--- Start of GIVEN INFORMATION ---
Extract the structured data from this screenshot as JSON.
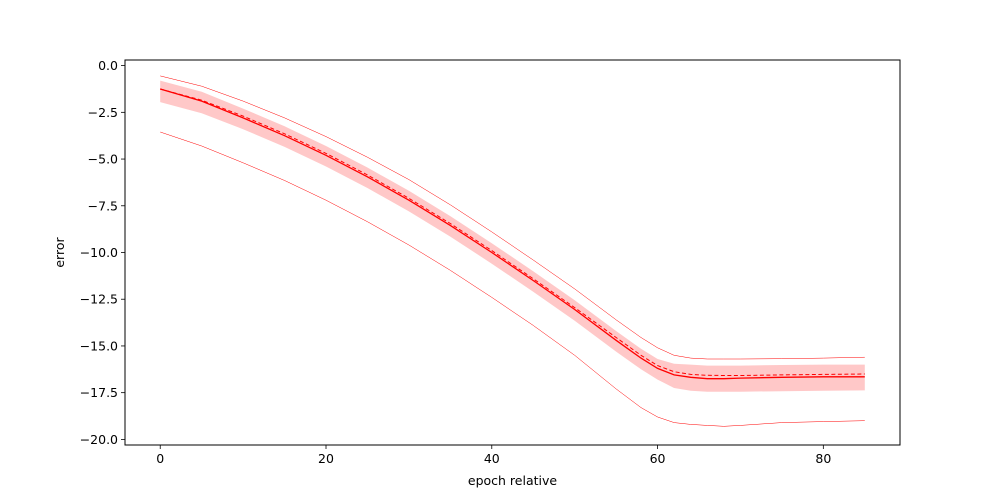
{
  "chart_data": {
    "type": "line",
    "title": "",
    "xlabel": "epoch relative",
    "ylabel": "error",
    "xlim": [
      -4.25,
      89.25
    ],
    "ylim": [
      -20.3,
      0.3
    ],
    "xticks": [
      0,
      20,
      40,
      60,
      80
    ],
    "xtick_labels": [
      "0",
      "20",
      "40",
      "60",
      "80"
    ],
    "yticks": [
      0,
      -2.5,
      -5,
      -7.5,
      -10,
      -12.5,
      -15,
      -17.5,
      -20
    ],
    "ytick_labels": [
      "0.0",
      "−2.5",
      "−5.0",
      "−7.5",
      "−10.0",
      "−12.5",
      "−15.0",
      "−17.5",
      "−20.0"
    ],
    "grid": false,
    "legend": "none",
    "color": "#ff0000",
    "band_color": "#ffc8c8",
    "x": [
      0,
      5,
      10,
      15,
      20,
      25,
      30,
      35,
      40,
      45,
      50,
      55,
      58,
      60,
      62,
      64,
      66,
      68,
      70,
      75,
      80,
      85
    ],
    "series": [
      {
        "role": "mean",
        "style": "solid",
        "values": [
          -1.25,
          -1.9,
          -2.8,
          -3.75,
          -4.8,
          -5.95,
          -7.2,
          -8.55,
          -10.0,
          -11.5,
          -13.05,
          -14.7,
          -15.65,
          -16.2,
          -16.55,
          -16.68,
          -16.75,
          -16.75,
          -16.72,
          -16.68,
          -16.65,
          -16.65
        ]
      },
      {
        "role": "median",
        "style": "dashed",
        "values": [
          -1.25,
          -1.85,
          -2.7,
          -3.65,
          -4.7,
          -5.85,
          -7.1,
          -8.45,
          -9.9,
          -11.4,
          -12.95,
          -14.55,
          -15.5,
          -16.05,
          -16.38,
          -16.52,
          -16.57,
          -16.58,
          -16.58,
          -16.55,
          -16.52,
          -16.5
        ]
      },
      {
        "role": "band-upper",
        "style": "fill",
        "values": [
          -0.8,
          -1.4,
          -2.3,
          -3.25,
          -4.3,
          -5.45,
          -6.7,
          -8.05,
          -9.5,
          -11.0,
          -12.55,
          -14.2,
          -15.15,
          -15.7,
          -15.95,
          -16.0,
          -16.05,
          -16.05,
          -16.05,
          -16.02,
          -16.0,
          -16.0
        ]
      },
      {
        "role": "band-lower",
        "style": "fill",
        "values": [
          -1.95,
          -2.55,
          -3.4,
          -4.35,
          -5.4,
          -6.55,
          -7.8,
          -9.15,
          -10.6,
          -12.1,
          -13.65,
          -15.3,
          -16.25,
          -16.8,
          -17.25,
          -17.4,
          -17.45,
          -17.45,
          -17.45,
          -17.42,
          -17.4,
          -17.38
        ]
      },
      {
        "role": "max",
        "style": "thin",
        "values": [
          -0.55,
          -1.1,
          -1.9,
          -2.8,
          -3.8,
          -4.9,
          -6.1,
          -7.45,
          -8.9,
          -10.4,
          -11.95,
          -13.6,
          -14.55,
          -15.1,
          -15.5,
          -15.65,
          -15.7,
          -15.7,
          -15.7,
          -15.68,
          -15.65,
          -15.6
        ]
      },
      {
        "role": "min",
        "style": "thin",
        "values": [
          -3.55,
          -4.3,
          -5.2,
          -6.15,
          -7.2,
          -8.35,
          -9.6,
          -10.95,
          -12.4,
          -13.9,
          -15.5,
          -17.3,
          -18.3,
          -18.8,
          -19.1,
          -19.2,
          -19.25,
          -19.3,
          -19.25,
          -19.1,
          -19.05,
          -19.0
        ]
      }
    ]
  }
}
--- End of GIVEN INFORMATION ---
§ EXERCISE
List every line from the entries above in which "role" appears.

§ COMPLETE RESPONSE
        "role": "mean",
        "role": "median",
        "role": "band-upper",
        "role": "band-lower",
        "role": "max",
        "role": "min",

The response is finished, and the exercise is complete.